=== PROVIDED MATERIAL ===

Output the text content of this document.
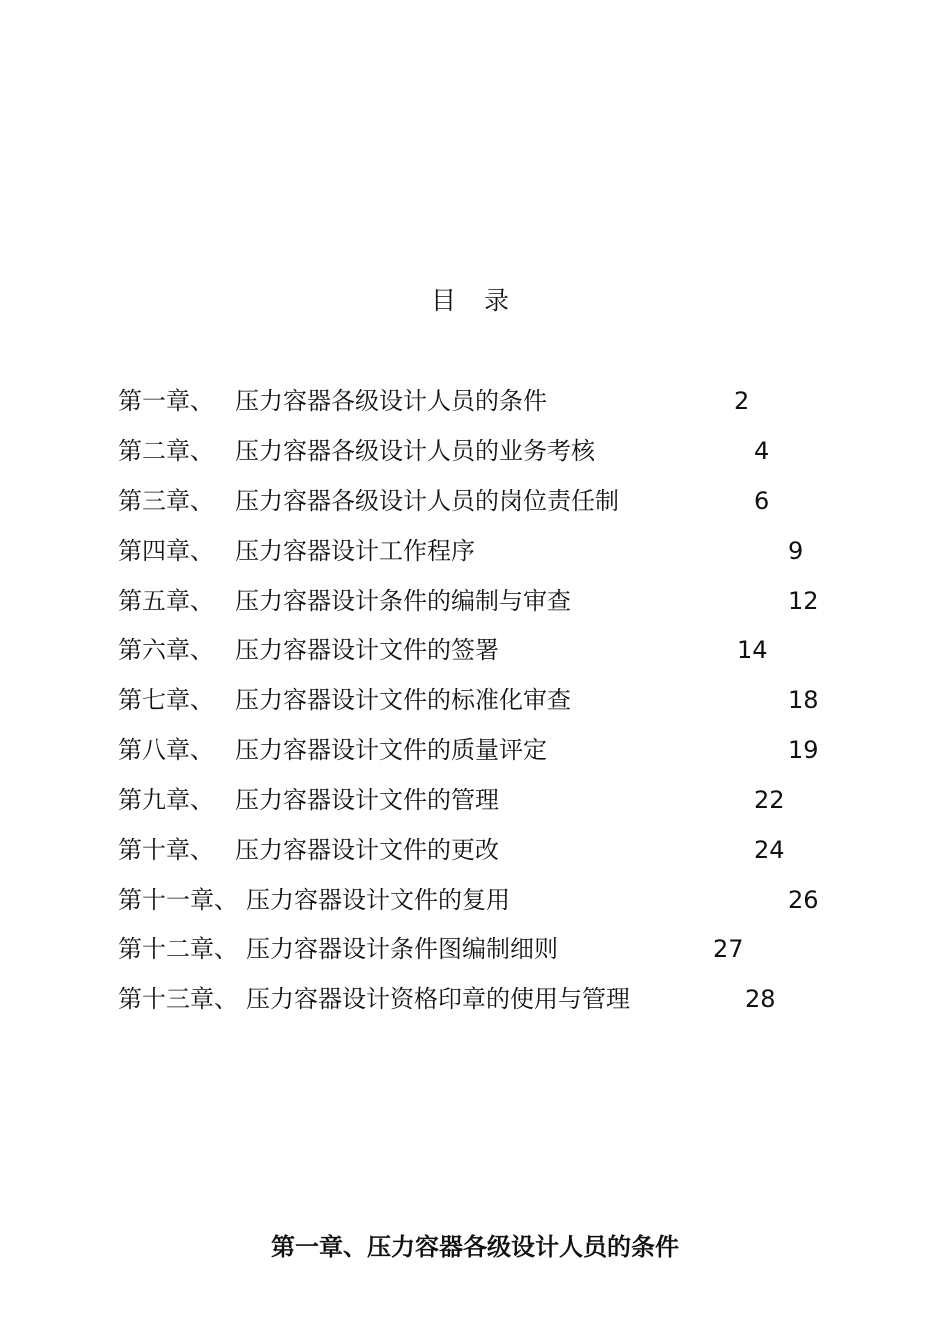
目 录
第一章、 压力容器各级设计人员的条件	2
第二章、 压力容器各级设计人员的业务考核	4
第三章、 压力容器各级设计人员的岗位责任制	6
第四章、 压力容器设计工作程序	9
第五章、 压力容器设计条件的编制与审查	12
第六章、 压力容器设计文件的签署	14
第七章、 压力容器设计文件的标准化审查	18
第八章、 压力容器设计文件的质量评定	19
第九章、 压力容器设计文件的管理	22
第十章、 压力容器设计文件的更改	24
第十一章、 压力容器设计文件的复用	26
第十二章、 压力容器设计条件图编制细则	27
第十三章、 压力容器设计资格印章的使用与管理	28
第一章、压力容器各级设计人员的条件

===

• WHAT YOU ARE ASKED TO DO: Without the pictures, print the whole listing exactly as given.

• TASK RESULT:
Output the text content of this document.
目 录
第一章、 压力容器各级设计人员的条件	2
第二章、 压力容器各级设计人员的业务考核	4
第三章、 压力容器各级设计人员的岗位责任制	6
第四章、 压力容器设计工作程序	9
第五章、 压力容器设计条件的编制与审查	12
第六章、 压力容器设计文件的签署	14
第七章、 压力容器设计文件的标准化审查	18
第八章、 压力容器设计文件的质量评定	19
第九章、 压力容器设计文件的管理	22
第十章、 压力容器设计文件的更改	24
第十一章、 压力容器设计文件的复用	26
第十二章、 压力容器设计条件图编制细则	27
第十三章、 压力容器设计资格印章的使用与管理	28
第一章、压力容器各级设计人员的条件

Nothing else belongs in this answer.